__Your goal__
Read the lines that follow and pick out every one containing the word "this".

__Provided data__
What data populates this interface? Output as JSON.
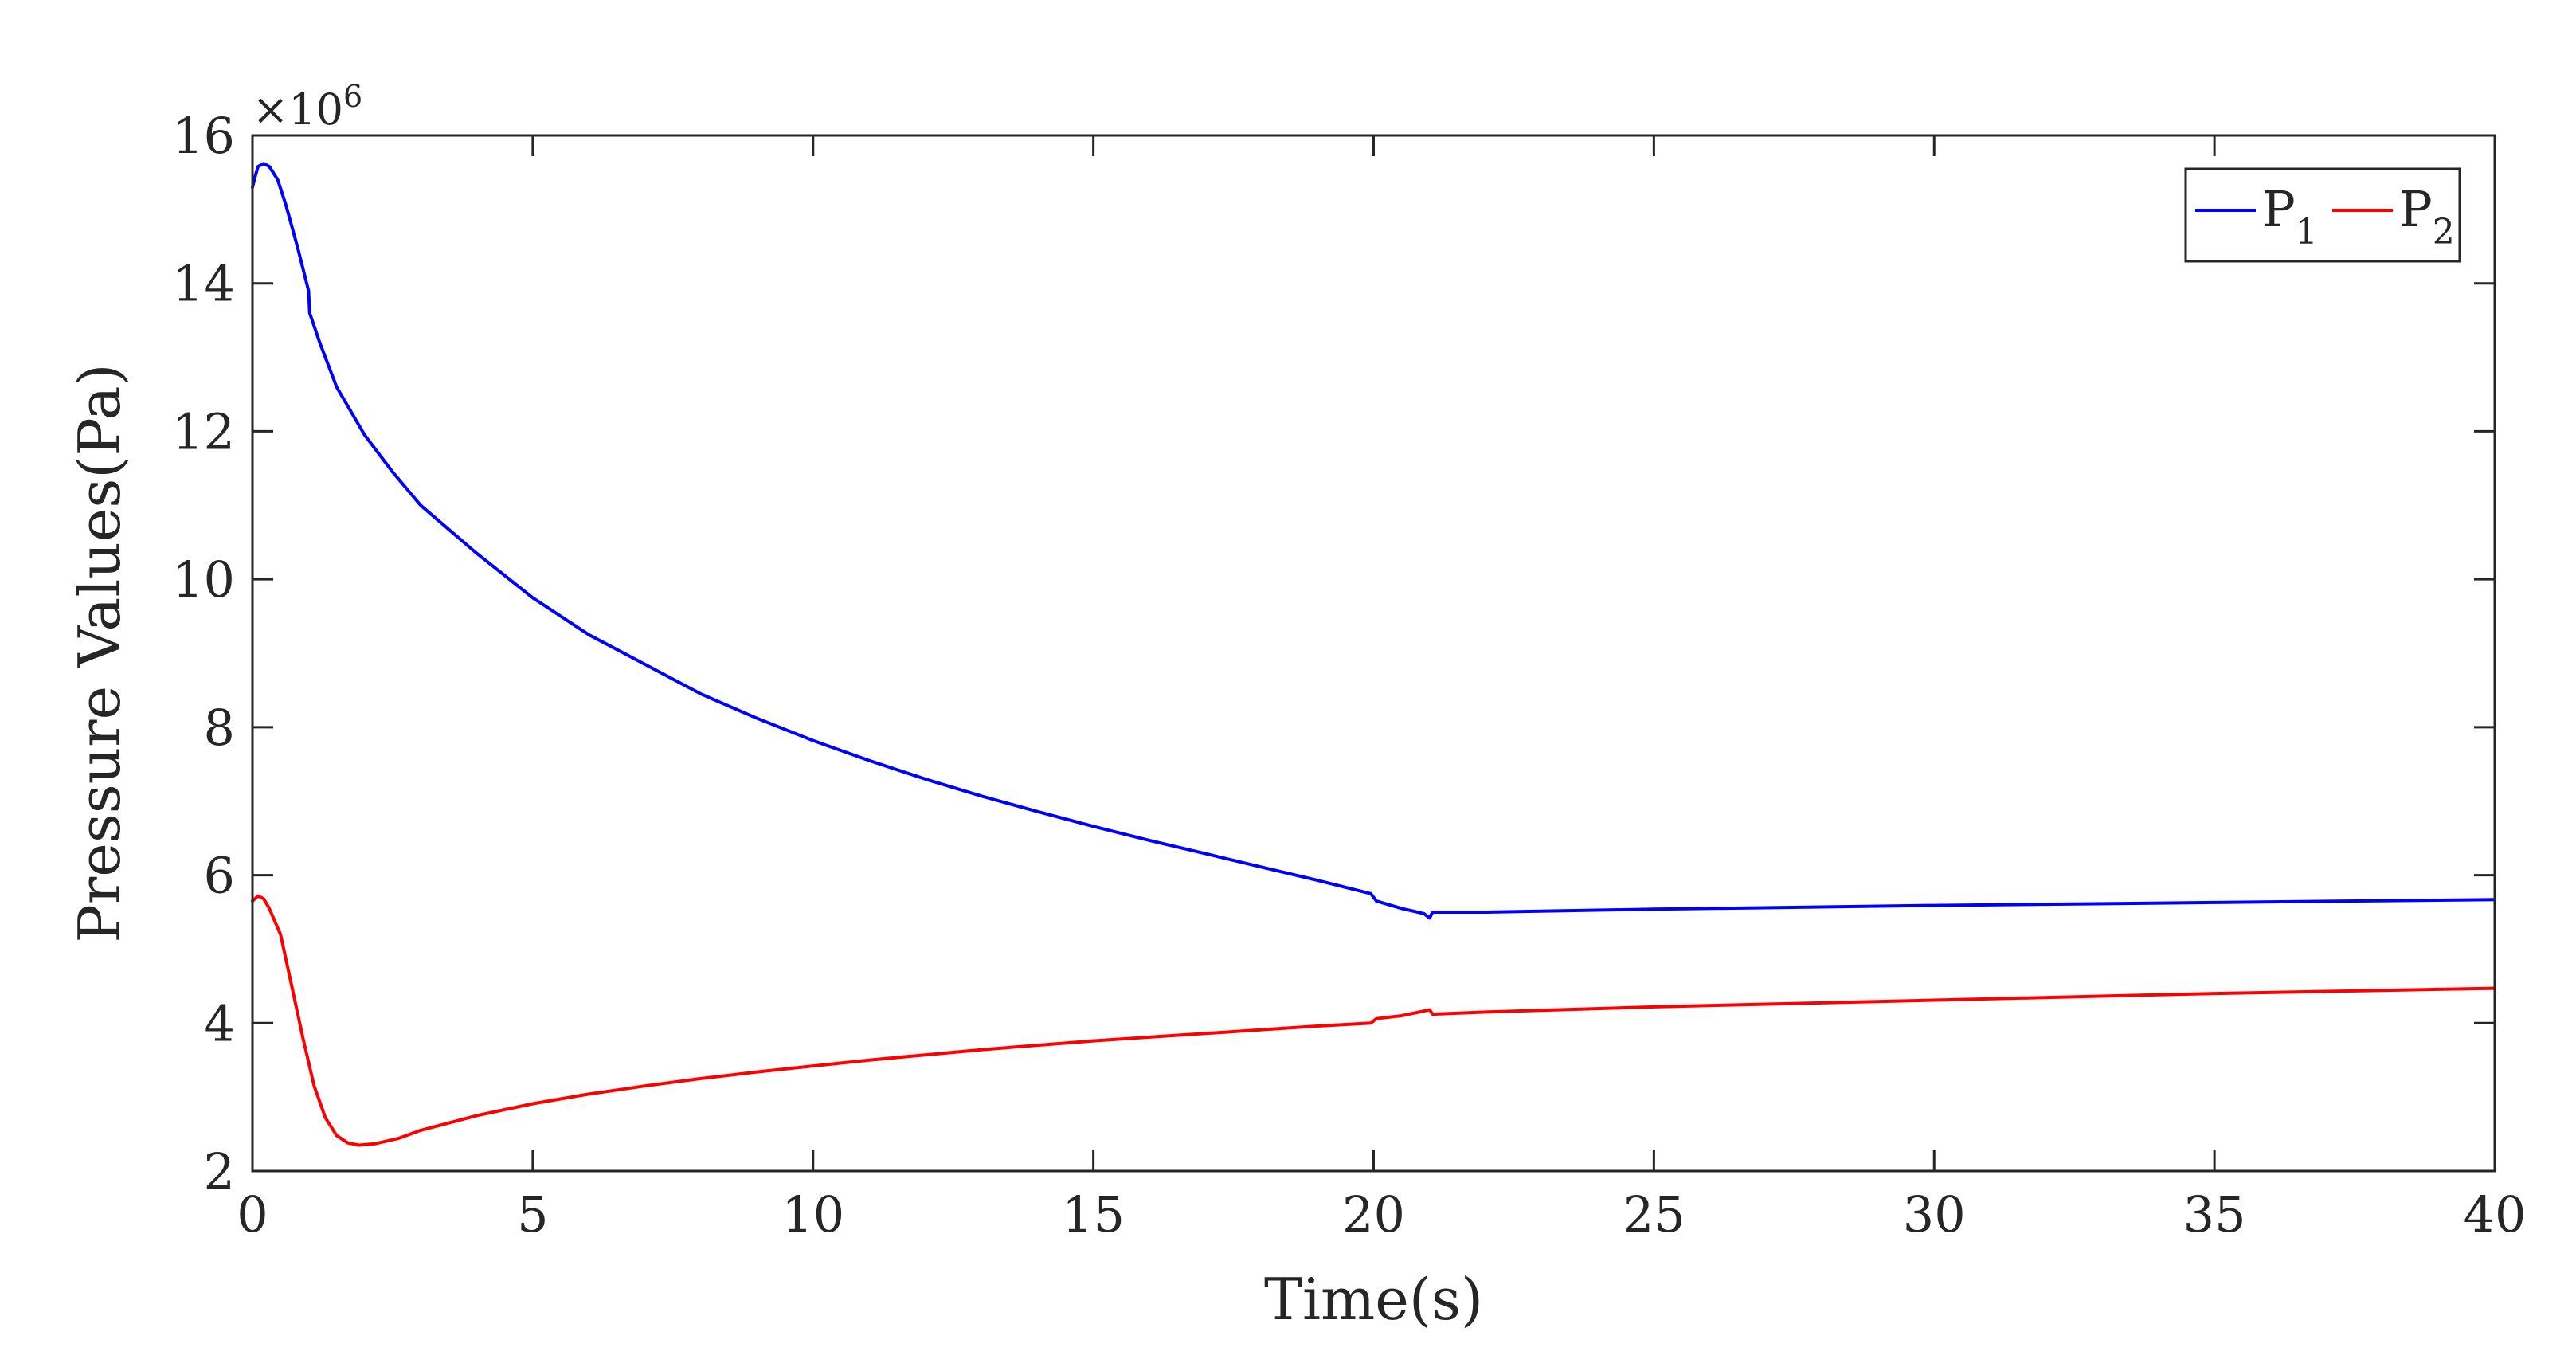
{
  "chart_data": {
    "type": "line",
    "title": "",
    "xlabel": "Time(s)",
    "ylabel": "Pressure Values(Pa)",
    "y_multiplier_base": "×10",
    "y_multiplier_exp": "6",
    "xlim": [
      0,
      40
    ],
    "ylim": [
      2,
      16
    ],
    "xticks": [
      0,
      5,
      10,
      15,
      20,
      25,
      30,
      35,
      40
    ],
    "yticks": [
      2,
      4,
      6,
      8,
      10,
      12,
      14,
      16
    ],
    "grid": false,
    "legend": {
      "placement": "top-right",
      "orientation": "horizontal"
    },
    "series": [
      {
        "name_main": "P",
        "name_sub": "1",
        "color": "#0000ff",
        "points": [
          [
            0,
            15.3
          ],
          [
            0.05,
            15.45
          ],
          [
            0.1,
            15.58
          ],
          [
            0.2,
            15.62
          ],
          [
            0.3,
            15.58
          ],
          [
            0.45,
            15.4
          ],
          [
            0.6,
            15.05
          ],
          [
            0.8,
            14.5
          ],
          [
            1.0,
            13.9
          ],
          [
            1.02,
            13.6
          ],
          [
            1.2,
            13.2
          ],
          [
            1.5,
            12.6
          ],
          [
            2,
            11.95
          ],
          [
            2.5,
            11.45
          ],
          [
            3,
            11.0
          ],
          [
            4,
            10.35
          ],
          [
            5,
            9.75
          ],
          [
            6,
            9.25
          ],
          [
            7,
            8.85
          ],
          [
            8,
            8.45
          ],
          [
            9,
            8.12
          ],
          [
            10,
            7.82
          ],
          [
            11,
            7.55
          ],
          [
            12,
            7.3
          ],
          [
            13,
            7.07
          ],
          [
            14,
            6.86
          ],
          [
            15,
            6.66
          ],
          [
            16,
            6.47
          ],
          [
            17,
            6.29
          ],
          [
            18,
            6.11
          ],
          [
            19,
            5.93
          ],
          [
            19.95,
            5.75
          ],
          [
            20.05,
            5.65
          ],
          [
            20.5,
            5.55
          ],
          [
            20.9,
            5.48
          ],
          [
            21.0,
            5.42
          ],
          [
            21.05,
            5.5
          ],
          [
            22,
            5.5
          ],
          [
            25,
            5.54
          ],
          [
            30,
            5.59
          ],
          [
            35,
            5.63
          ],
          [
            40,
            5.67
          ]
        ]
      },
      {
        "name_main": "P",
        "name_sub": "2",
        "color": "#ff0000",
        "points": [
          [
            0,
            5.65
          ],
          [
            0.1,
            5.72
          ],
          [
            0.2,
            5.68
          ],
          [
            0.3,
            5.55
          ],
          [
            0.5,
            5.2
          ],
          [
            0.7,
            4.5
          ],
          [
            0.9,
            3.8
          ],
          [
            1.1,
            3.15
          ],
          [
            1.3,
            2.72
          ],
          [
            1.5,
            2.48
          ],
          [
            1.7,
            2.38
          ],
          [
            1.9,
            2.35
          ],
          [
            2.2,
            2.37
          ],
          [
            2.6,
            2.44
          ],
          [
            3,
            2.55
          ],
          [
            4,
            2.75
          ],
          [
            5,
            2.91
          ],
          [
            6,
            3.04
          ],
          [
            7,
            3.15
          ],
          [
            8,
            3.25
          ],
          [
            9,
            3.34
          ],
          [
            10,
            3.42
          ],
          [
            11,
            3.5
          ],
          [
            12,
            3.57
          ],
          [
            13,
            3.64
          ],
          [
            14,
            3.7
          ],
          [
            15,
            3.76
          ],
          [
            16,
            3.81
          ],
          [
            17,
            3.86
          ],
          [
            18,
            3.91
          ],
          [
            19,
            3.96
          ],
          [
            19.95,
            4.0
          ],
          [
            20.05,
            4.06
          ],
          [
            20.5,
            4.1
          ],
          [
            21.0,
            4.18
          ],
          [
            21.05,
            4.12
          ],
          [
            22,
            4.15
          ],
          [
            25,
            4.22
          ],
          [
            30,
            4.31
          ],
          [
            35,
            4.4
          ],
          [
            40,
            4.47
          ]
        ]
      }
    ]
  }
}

* * *

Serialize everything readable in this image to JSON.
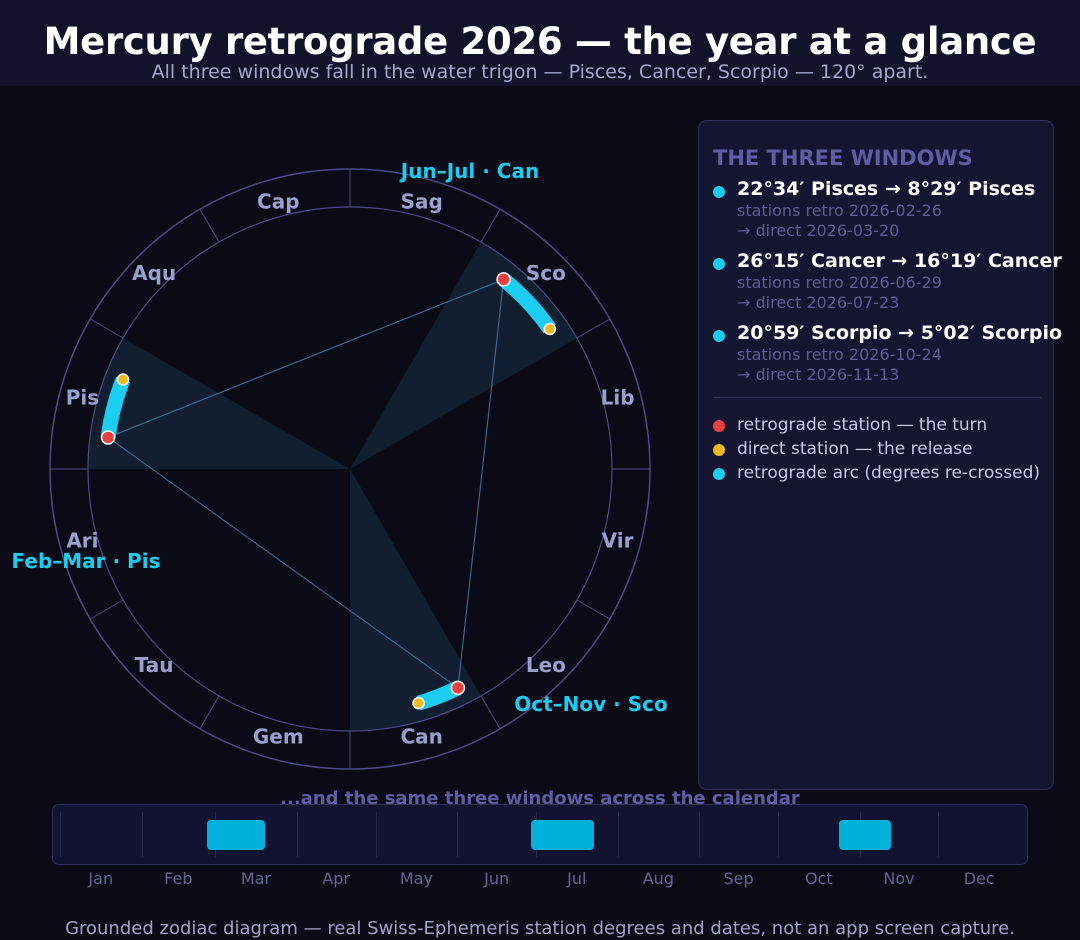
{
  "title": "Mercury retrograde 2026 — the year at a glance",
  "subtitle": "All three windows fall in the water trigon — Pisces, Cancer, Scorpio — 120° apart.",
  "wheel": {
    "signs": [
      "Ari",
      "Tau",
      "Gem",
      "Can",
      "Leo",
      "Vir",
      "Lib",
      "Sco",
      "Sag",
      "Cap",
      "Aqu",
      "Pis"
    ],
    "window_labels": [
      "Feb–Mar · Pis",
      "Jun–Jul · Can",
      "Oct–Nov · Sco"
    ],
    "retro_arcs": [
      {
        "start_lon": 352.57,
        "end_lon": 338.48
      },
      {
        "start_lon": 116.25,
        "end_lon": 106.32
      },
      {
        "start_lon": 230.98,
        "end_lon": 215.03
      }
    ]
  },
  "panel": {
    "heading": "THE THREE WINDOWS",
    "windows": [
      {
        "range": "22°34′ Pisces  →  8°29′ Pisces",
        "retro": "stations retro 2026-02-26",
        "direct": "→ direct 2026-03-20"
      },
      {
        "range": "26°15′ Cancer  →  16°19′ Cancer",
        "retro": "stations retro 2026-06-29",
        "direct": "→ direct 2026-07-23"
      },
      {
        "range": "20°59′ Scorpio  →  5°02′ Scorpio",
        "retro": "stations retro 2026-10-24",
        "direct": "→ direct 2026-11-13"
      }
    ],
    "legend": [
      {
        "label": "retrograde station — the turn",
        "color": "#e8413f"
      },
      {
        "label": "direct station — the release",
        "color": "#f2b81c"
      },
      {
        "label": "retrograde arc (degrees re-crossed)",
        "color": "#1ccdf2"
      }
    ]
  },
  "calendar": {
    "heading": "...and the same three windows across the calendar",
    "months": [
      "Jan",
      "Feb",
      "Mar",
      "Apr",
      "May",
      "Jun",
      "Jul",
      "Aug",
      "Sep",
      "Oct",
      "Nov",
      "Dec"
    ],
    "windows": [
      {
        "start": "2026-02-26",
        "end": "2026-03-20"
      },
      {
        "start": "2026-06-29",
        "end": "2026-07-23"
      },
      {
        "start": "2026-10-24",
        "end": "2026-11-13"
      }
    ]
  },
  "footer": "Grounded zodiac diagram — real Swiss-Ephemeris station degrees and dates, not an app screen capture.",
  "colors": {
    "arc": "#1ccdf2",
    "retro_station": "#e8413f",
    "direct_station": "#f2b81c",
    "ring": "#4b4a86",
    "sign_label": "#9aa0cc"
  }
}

__Output__
What data populates this interface? Output as JSON.
Serialize everything readable in this image to JSON.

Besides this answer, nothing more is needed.